** START OF Entries provided **

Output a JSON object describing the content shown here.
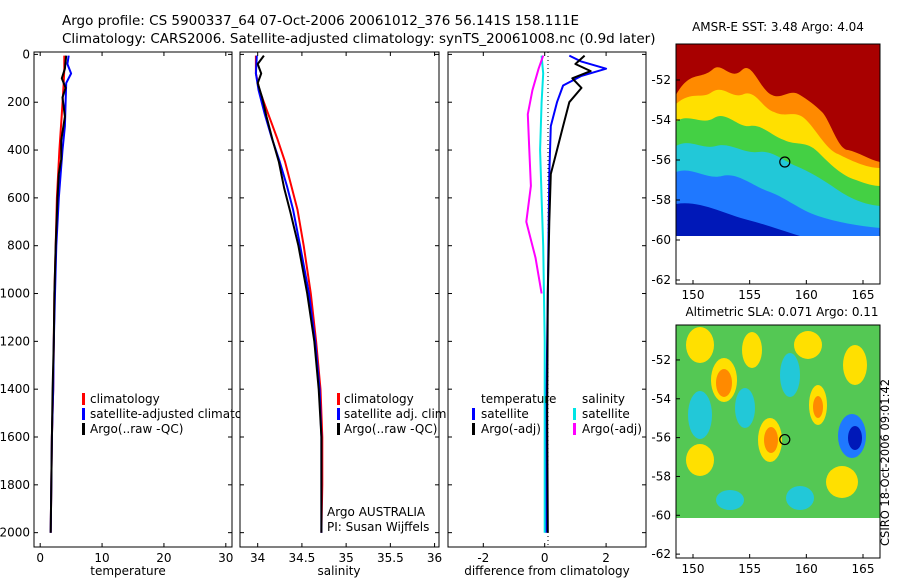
{
  "header": {
    "line1": "Argo profile: CS 5900337_64 07-Oct-2006 20061012_376 56.141S 158.111E",
    "line2": "Climatology: CARS2006. Satellite-adjusted climatology: synTS_20061008.nc (0.9d later)"
  },
  "footer_text": "CSIRO 18-Oct-2006 09:01:42",
  "colors": {
    "climatology": "#ff0000",
    "satellite": "#0000ff",
    "argo": "#000000",
    "sat_diff_salt": "#00e5e5",
    "argo_diff_salt": "#ff00ff"
  },
  "chart_data": [
    {
      "type": "line",
      "xlabel": "temperature",
      "ylabel": "",
      "xlim": [
        -1,
        31
      ],
      "ylim": [
        2060,
        -10
      ],
      "xticks": [
        "0",
        "10",
        "20",
        "30"
      ],
      "yticks": [
        "0",
        "200",
        "400",
        "600",
        "800",
        "1000",
        "1200",
        "1400",
        "1600",
        "1800",
        "2000"
      ],
      "legend": [
        "climatology",
        "satellite-adjusted climatology",
        "Argo(..raw -QC)"
      ],
      "legend_position": "lower-right",
      "series": [
        {
          "name": "climatology",
          "color": "#ff0000",
          "points": [
            [
              3.9,
              5
            ],
            [
              3.9,
              60
            ],
            [
              3.8,
              120
            ],
            [
              3.5,
              250
            ],
            [
              3.1,
              400
            ],
            [
              2.7,
              600
            ],
            [
              2.5,
              800
            ],
            [
              2.3,
              1000
            ],
            [
              2.2,
              1200
            ],
            [
              2.1,
              1400
            ],
            [
              1.9,
              1600
            ],
            [
              1.8,
              1800
            ],
            [
              1.7,
              2000
            ]
          ]
        },
        {
          "name": "satellite-adjusted climatology",
          "color": "#0000ff",
          "points": [
            [
              4.6,
              5
            ],
            [
              4.4,
              40
            ],
            [
              5.0,
              80
            ],
            [
              4.2,
              120
            ],
            [
              4.1,
              200
            ],
            [
              4.0,
              300
            ],
            [
              3.6,
              400
            ],
            [
              3.0,
              600
            ],
            [
              2.6,
              800
            ],
            [
              2.4,
              1000
            ],
            [
              2.2,
              1200
            ],
            [
              2.1,
              1400
            ],
            [
              1.9,
              1600
            ],
            [
              1.8,
              1800
            ],
            [
              1.7,
              2000
            ]
          ]
        },
        {
          "name": "Argo(..raw -QC)",
          "color": "#000000",
          "points": [
            [
              4.2,
              5
            ],
            [
              4.0,
              60
            ],
            [
              3.5,
              100
            ],
            [
              4.1,
              140
            ],
            [
              3.6,
              180
            ],
            [
              4.0,
              260
            ],
            [
              3.4,
              360
            ],
            [
              3.4,
              440
            ],
            [
              3.0,
              500
            ],
            [
              2.8,
              600
            ],
            [
              2.5,
              800
            ],
            [
              2.3,
              1000
            ],
            [
              2.2,
              1200
            ],
            [
              2.0,
              1400
            ],
            [
              1.9,
              1600
            ],
            [
              1.8,
              1800
            ],
            [
              1.7,
              2000
            ]
          ]
        }
      ]
    },
    {
      "type": "line",
      "xlabel": "salinity",
      "ylabel": "",
      "xlim": [
        33.8,
        36.05
      ],
      "ylim": [
        2060,
        -10
      ],
      "xticks": [
        "34",
        "34.5",
        "35",
        "35.5",
        "36"
      ],
      "yticks": [],
      "legend": [
        "climatology",
        "satellite adj. clim.",
        "Argo(..raw -QC)"
      ],
      "legend_position": "lower-right",
      "annotations": [
        "Argo AUSTRALIA",
        "PI: Susan Wijffels"
      ],
      "series": [
        {
          "name": "climatology",
          "color": "#ff0000",
          "points": [
            [
              33.98,
              5
            ],
            [
              33.98,
              80
            ],
            [
              34.02,
              150
            ],
            [
              34.12,
              250
            ],
            [
              34.22,
              350
            ],
            [
              34.31,
              450
            ],
            [
              34.38,
              550
            ],
            [
              34.45,
              650
            ],
            [
              34.52,
              800
            ],
            [
              34.6,
              1000
            ],
            [
              34.66,
              1200
            ],
            [
              34.71,
              1400
            ],
            [
              34.73,
              1600
            ],
            [
              34.73,
              1800
            ],
            [
              34.72,
              2000
            ]
          ]
        },
        {
          "name": "satellite adj. clim.",
          "color": "#0000ff",
          "points": [
            [
              33.99,
              5
            ],
            [
              33.98,
              80
            ],
            [
              34.01,
              150
            ],
            [
              34.08,
              250
            ],
            [
              34.16,
              350
            ],
            [
              34.25,
              450
            ],
            [
              34.33,
              550
            ],
            [
              34.4,
              650
            ],
            [
              34.48,
              800
            ],
            [
              34.58,
              1000
            ],
            [
              34.65,
              1200
            ],
            [
              34.7,
              1400
            ],
            [
              34.72,
              1600
            ],
            [
              34.72,
              1800
            ],
            [
              34.72,
              2000
            ]
          ]
        },
        {
          "name": "Argo(..raw -QC)",
          "color": "#000000",
          "points": [
            [
              34.07,
              5
            ],
            [
              34.0,
              40
            ],
            [
              34.04,
              80
            ],
            [
              34.0,
              120
            ],
            [
              34.05,
              180
            ],
            [
              34.1,
              260
            ],
            [
              34.17,
              360
            ],
            [
              34.24,
              450
            ],
            [
              34.3,
              560
            ],
            [
              34.37,
              660
            ],
            [
              34.46,
              800
            ],
            [
              34.56,
              1000
            ],
            [
              34.64,
              1200
            ],
            [
              34.69,
              1400
            ],
            [
              34.72,
              1600
            ],
            [
              34.72,
              1800
            ],
            [
              34.72,
              2000
            ]
          ]
        }
      ]
    },
    {
      "type": "line",
      "xlabel": "difference from climatology",
      "ylabel": "",
      "xlim": [
        -3.15,
        3.3
      ],
      "ylim": [
        2060,
        -10
      ],
      "xticks": [
        "-2",
        "0",
        "2"
      ],
      "yticks": [],
      "legend": [
        "temperature",
        "satellite",
        "Argo(-adj)",
        "salinity",
        "satellite",
        "Argo(-adj)"
      ],
      "legend_position": "lower-center",
      "series": [
        {
          "name": "temperature satellite",
          "color": "#0000ff",
          "points": [
            [
              0.8,
              5
            ],
            [
              1.2,
              30
            ],
            [
              2.0,
              60
            ],
            [
              1.2,
              90
            ],
            [
              0.6,
              130
            ],
            [
              0.4,
              200
            ],
            [
              0.2,
              300
            ],
            [
              0.15,
              500
            ],
            [
              0.12,
              800
            ],
            [
              0.1,
              1000
            ],
            [
              0.05,
              1500
            ],
            [
              0.05,
              2000
            ]
          ]
        },
        {
          "name": "temperature Argo(-adj)",
          "color": "#000000",
          "points": [
            [
              1.3,
              5
            ],
            [
              1.0,
              40
            ],
            [
              1.5,
              70
            ],
            [
              0.9,
              100
            ],
            [
              1.2,
              140
            ],
            [
              0.8,
              200
            ],
            [
              0.6,
              300
            ],
            [
              0.4,
              400
            ],
            [
              0.2,
              500
            ],
            [
              0.15,
              700
            ],
            [
              0.1,
              1000
            ],
            [
              0.08,
              1500
            ],
            [
              0.1,
              2000
            ]
          ]
        },
        {
          "name": "salinity satellite",
          "color": "#00e5e5",
          "points": [
            [
              -0.1,
              5
            ],
            [
              -0.05,
              80
            ],
            [
              -0.1,
              200
            ],
            [
              -0.15,
              400
            ],
            [
              -0.1,
              600
            ],
            [
              -0.05,
              800
            ],
            [
              0.0,
              1200
            ],
            [
              0.0,
              1600
            ],
            [
              0.0,
              2000
            ]
          ]
        },
        {
          "name": "salinity Argo(-adj)",
          "color": "#ff00ff",
          "points": [
            [
              -0.05,
              5
            ],
            [
              -0.2,
              60
            ],
            [
              -0.4,
              150
            ],
            [
              -0.55,
              250
            ],
            [
              -0.5,
              400
            ],
            [
              -0.45,
              550
            ],
            [
              -0.6,
              700
            ],
            [
              -0.3,
              850
            ],
            [
              -0.1,
              1000
            ]
          ]
        }
      ]
    },
    {
      "type": "heatmap",
      "title": "AMSR-E SST: 3.48  Argo: 4.04",
      "xlim": [
        148.5,
        166.5
      ],
      "ylim": [
        -62.2,
        -50.2
      ],
      "xticks": [
        "150",
        "155",
        "160",
        "165"
      ],
      "yticks": [
        "-52",
        "-54",
        "-56",
        "-58",
        "-60",
        "-62"
      ],
      "marker": {
        "lon": 158.1,
        "lat": -56.1
      }
    },
    {
      "type": "heatmap",
      "title": "Altimetric SLA: 0.071  Argo: 0.11",
      "xlim": [
        148.5,
        166.5
      ],
      "ylim": [
        -62.2,
        -50.2
      ],
      "xticks": [
        "150",
        "155",
        "160",
        "165"
      ],
      "yticks": [
        "-52",
        "-54",
        "-56",
        "-58",
        "-60",
        "-62"
      ],
      "marker": {
        "lon": 158.1,
        "lat": -56.1
      }
    }
  ]
}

** END OF Entries provided **

Written instruction: Return only those lines of the records that contain the string "title".

Solution for this problem:
      "title": "AMSR-E SST: 3.48  Argo: 4.04",
      "title": "Altimetric SLA: 0.071  Argo: 0.11",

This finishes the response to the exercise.